[WHAT IS ASKED] Without the images, write out the whole listing exactly.

[DATASET ENTRIES]
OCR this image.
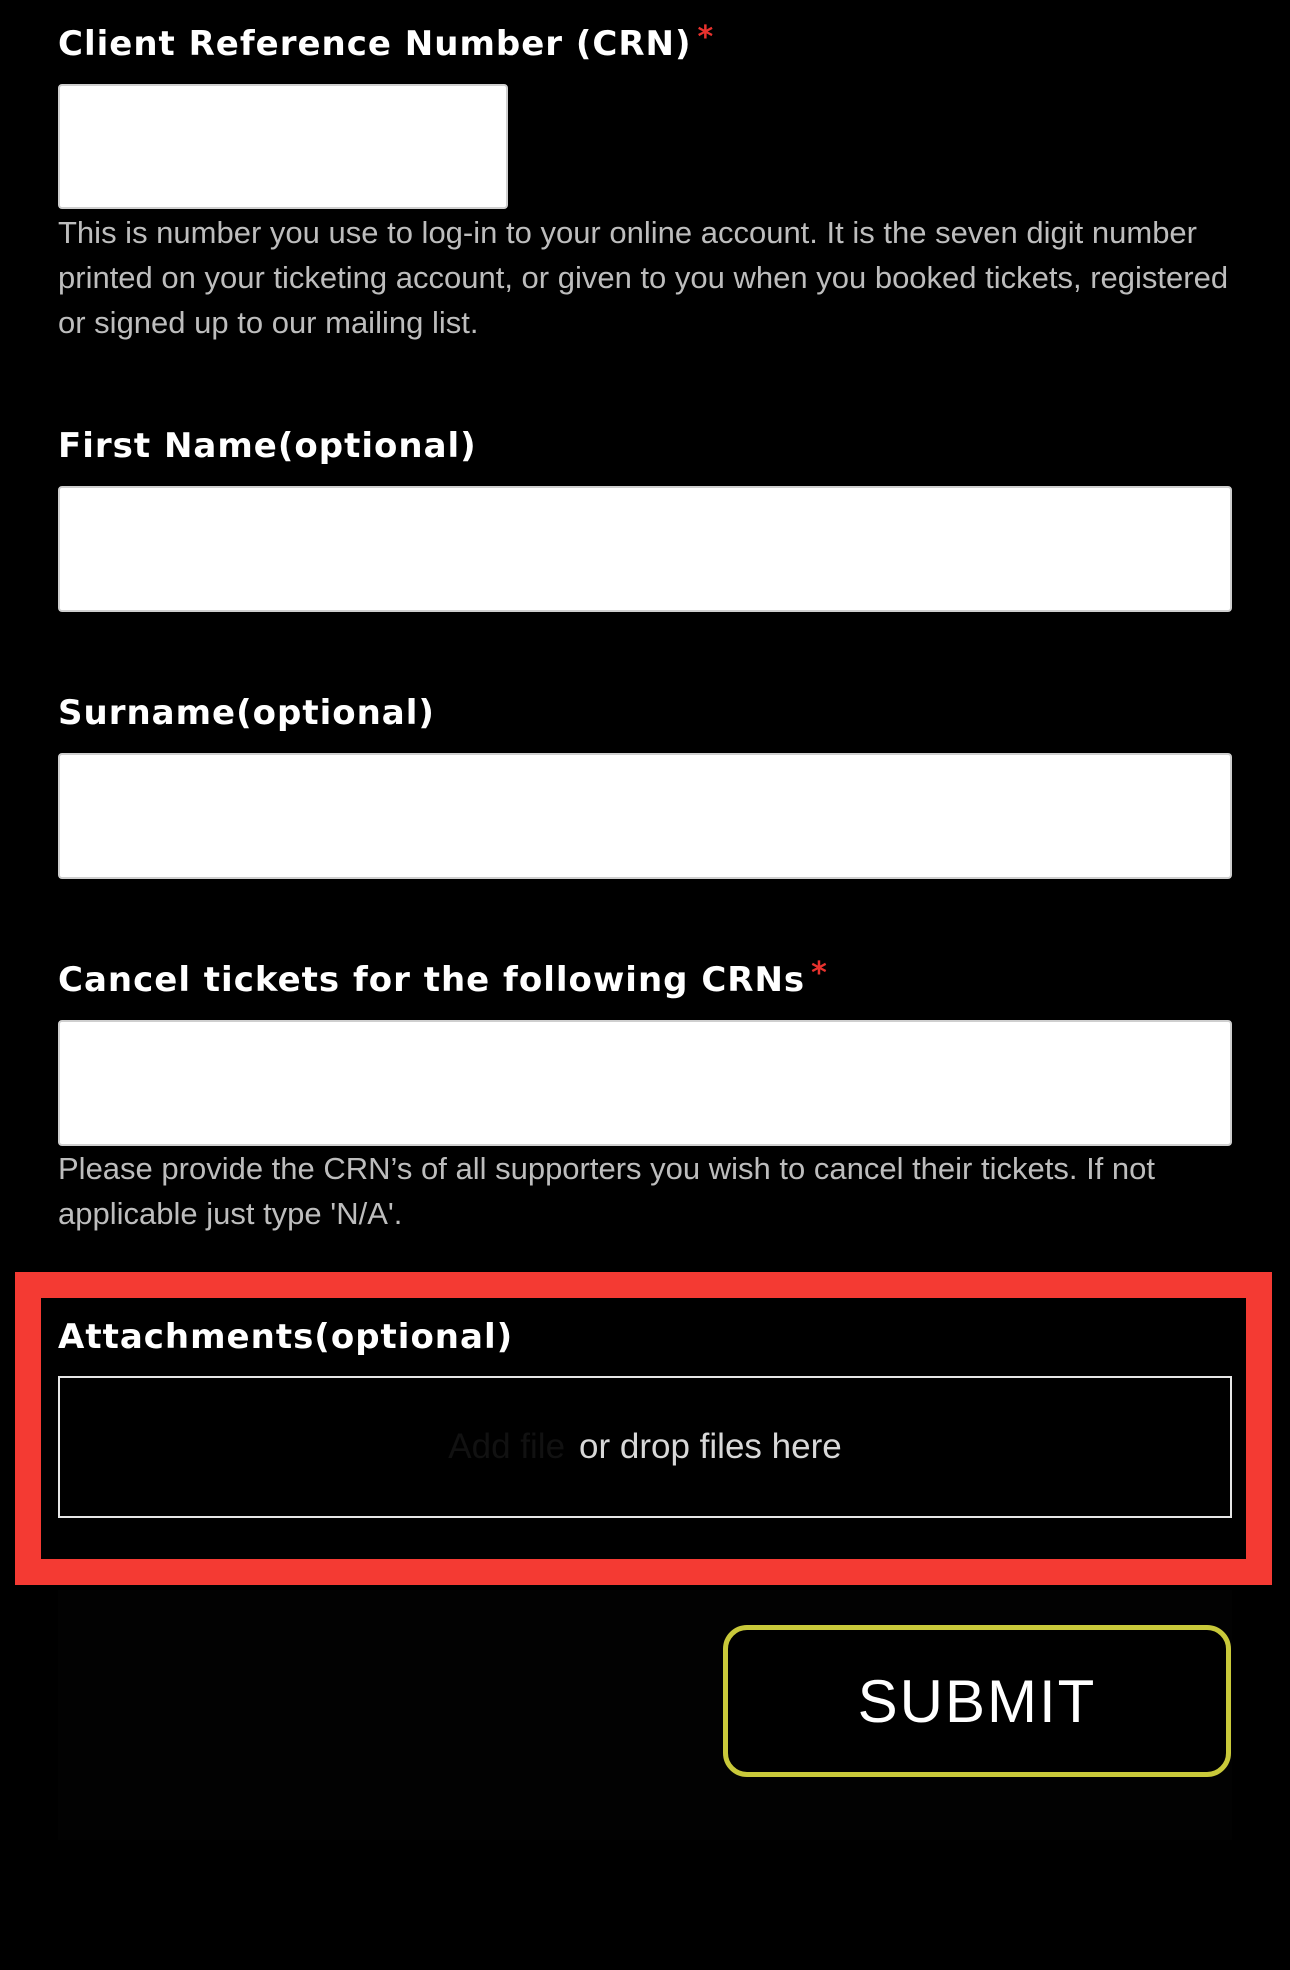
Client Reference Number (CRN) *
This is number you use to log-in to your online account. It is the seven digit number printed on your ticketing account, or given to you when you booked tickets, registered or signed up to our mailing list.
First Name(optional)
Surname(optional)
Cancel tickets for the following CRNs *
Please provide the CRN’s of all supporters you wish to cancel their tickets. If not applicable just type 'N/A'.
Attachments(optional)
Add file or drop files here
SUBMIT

[WRITTEN ANSWER]
OCR this image.
Client Reference Number (CRN) *
This is number you use to log-in to your online account. It is the seven digit number printed on your ticketing account, or given to you when you booked tickets, registered or signed up to our mailing list.
First Name(optional)
Surname(optional)
Cancel tickets for the following CRNs *
Please provide the CRN’s of all supporters you wish to cancel their tickets. If not applicable just type 'N/A'.
Attachments(optional)
Add file or drop files here
SUBMIT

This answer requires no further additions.